**WRITTEN EXERCISE:** Copy each line below in which the string "культуры" occurs.

* start ITEMS *

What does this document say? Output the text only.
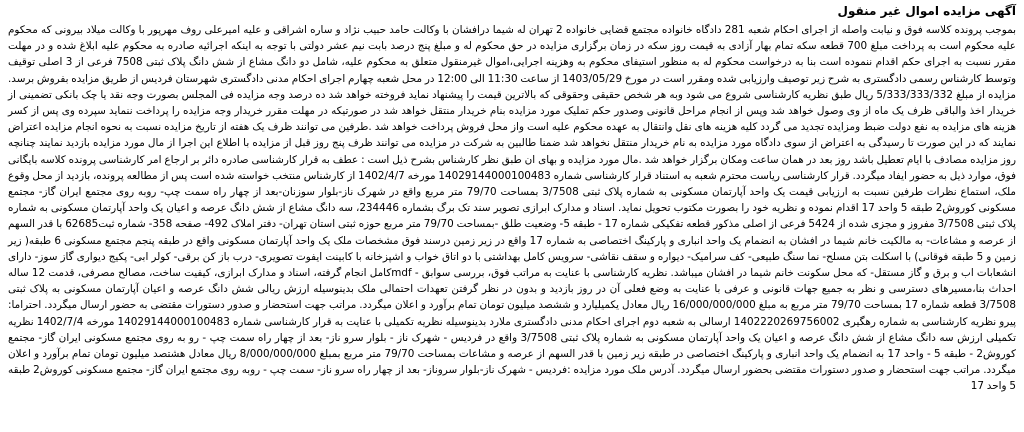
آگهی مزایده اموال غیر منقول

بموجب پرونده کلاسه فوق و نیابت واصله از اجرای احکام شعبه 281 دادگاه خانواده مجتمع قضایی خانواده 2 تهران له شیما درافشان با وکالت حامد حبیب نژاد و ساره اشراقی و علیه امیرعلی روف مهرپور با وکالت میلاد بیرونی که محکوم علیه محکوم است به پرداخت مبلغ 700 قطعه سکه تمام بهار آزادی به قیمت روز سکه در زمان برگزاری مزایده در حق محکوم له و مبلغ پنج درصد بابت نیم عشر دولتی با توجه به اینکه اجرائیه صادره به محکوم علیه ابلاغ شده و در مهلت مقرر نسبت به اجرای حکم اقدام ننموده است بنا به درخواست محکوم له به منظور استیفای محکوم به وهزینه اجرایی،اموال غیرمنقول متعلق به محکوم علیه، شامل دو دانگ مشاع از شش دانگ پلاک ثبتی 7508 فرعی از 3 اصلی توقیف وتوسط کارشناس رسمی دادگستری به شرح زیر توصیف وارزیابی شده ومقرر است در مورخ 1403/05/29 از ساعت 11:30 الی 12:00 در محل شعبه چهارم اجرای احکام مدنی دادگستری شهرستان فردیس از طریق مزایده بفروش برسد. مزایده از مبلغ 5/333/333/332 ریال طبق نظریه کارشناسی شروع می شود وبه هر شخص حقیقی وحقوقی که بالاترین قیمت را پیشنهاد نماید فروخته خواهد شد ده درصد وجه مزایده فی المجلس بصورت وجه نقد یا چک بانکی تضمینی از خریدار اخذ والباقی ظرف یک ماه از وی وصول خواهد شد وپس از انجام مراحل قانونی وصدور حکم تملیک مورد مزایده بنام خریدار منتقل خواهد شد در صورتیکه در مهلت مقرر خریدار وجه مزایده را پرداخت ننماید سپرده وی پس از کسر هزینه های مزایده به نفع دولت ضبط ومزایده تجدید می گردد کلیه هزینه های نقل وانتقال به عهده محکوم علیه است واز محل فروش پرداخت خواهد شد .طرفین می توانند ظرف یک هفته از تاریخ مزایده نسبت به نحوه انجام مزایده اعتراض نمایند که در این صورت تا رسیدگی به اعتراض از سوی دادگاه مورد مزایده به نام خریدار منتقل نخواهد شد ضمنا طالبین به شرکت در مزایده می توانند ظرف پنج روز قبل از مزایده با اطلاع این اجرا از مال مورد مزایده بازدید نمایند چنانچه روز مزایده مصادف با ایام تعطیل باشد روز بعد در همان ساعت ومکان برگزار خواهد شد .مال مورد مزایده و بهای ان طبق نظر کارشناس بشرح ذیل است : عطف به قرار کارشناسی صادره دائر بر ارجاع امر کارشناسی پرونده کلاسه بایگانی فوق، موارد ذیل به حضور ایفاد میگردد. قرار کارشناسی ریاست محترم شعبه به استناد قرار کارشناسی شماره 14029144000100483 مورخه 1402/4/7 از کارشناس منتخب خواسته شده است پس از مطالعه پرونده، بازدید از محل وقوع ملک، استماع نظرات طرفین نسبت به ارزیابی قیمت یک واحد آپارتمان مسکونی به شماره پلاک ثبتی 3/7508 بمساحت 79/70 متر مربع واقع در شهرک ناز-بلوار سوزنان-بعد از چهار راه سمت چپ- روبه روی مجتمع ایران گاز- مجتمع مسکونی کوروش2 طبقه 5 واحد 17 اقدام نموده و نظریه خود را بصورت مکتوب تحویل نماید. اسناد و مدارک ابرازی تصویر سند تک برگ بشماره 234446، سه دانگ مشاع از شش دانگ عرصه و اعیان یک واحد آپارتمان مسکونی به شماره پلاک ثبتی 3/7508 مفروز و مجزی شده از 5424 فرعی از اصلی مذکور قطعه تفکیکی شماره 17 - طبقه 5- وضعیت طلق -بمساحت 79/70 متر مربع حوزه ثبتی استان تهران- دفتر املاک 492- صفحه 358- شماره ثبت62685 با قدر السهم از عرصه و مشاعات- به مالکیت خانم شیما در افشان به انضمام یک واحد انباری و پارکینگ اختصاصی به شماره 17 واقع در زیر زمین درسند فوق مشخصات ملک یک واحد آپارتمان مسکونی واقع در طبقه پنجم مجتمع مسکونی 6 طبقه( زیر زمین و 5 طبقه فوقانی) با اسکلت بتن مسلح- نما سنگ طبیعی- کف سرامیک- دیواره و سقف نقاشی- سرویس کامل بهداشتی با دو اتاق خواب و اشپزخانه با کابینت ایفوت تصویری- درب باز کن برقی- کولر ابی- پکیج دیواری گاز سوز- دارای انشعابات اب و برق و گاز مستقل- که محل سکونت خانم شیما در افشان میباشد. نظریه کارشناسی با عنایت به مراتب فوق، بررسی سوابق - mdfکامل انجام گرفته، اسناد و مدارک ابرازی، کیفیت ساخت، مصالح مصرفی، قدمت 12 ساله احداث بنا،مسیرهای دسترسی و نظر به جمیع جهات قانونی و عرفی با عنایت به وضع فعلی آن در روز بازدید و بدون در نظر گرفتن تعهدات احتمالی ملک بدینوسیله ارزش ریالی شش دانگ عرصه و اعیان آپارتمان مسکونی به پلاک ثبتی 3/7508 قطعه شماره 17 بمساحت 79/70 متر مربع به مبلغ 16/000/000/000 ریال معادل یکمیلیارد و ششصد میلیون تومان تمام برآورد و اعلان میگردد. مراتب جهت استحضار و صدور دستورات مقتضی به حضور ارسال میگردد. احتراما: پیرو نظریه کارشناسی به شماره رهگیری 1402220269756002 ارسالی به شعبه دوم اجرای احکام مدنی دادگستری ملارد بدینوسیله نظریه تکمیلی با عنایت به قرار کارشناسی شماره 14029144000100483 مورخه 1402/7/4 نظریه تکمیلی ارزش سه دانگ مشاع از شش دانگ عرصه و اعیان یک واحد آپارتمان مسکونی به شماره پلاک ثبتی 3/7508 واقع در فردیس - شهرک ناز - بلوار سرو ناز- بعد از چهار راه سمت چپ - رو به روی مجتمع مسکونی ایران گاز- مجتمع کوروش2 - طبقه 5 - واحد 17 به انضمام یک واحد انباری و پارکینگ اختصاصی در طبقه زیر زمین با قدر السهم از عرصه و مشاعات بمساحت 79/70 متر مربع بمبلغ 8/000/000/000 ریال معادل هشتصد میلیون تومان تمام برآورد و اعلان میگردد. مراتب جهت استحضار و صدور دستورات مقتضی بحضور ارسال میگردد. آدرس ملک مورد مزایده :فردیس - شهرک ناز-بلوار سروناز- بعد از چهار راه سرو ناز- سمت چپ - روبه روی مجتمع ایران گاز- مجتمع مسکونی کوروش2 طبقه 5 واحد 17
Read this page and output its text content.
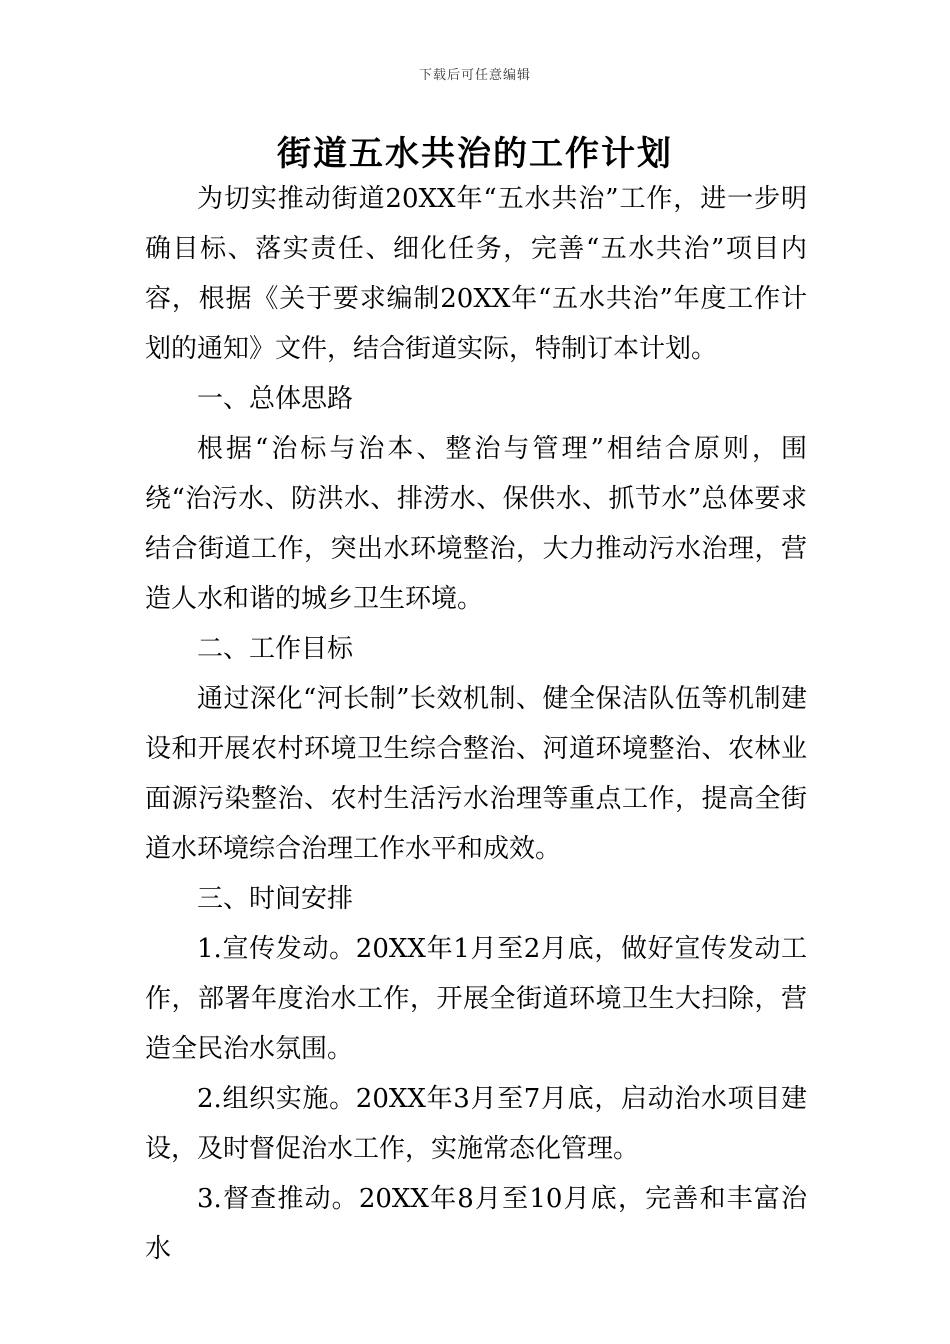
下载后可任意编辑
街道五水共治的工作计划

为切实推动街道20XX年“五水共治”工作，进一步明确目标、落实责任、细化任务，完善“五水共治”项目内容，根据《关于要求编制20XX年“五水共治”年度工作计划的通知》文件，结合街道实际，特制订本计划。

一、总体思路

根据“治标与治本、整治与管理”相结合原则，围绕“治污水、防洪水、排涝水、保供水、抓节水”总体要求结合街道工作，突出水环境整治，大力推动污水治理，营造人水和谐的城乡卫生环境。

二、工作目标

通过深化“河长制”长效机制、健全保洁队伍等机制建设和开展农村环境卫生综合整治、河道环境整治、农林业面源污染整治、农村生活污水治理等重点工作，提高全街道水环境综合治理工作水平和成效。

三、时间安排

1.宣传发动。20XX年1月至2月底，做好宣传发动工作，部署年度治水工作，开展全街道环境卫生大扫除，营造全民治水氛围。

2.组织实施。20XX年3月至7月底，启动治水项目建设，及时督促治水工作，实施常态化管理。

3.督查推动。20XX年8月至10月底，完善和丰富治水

* end ITEMS *
* start ITEMS *

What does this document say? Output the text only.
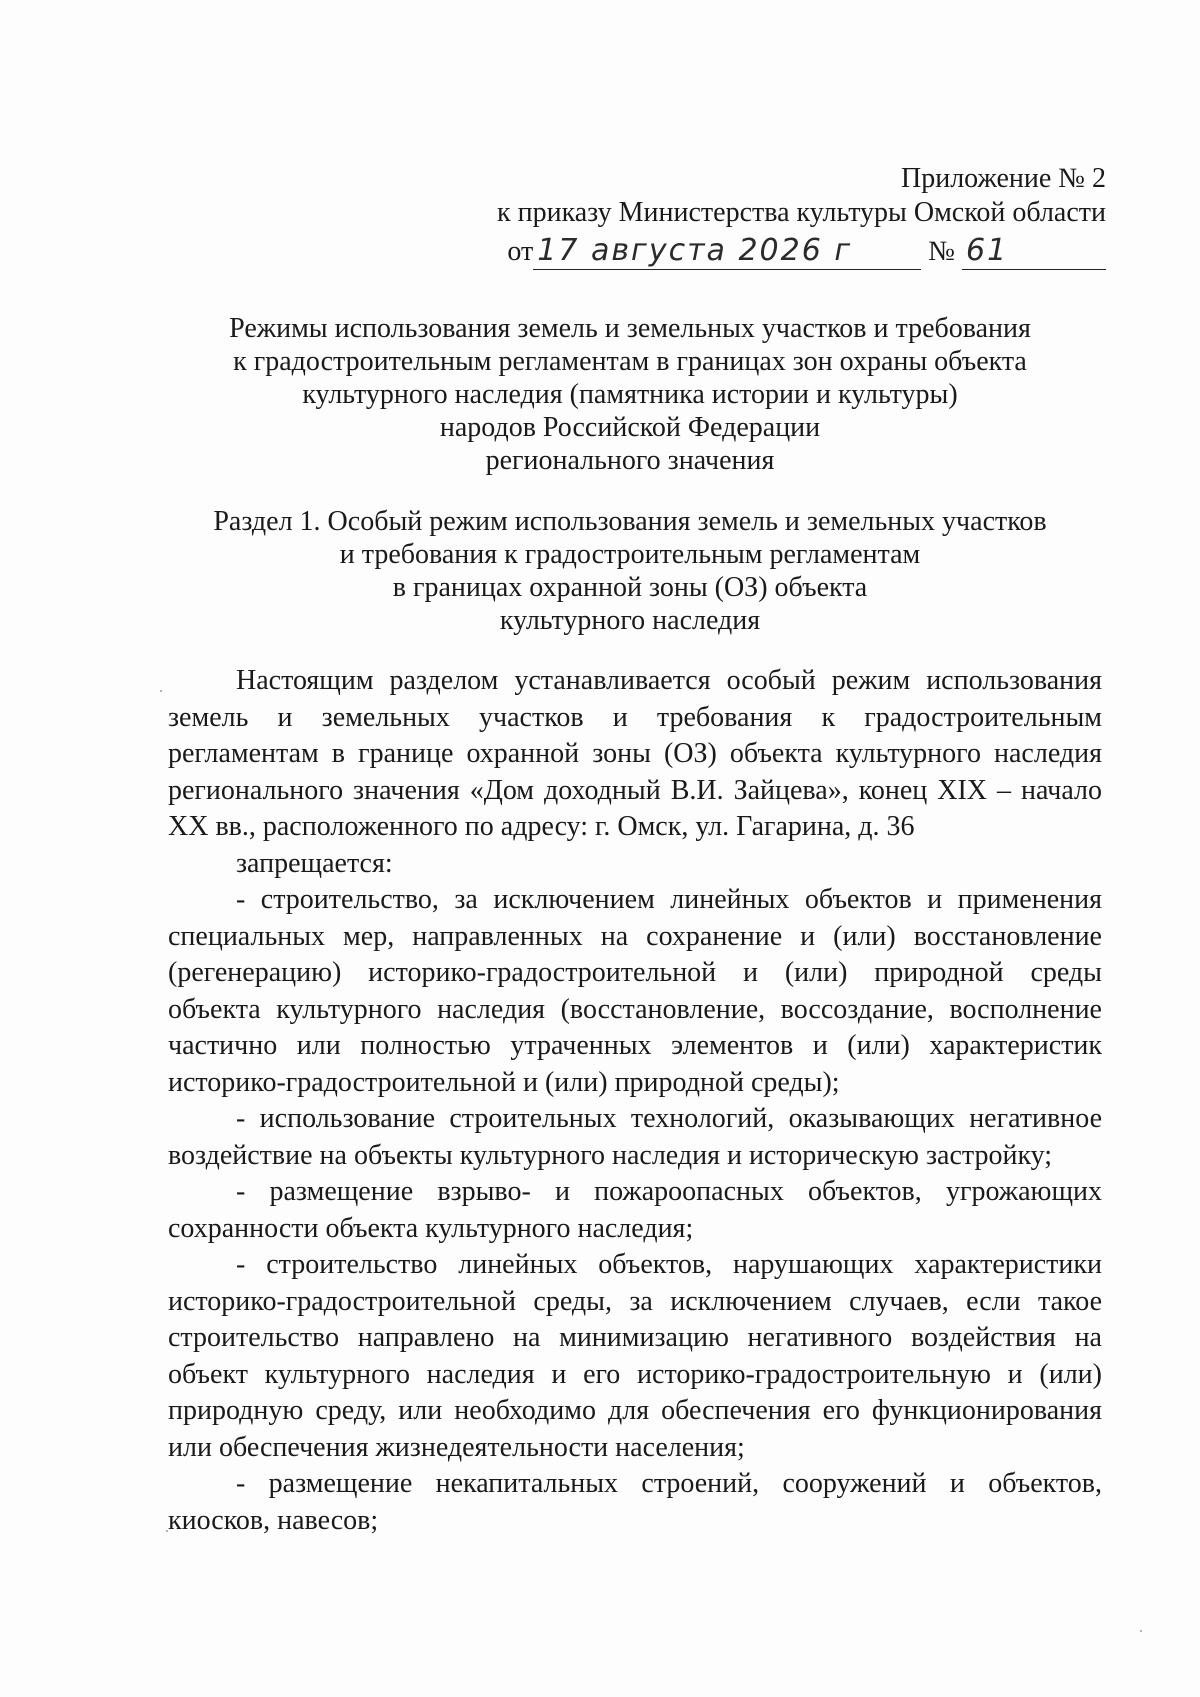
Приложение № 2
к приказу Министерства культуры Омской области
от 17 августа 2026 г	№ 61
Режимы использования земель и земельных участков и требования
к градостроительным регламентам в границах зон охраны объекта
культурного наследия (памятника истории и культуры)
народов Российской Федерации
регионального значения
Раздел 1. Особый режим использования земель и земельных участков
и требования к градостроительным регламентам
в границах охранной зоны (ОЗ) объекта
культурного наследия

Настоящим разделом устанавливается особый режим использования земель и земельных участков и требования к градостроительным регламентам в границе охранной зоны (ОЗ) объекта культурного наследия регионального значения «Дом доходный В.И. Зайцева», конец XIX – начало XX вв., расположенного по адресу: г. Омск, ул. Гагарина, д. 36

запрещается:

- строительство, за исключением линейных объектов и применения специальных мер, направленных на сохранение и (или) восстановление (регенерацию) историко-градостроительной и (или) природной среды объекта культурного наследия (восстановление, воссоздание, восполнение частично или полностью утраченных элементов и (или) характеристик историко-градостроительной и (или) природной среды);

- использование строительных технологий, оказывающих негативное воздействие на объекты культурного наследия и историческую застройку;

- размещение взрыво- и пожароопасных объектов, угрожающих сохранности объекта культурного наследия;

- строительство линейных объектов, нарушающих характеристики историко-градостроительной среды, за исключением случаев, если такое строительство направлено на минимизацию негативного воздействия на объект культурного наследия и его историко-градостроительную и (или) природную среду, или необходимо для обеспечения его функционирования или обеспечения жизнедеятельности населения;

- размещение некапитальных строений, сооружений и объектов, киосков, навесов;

* end ITEMS *

**EXERCISE OUTPUT:**
к приказу Министерства культуры Омской области
культурного наследия (памятника истории и культуры)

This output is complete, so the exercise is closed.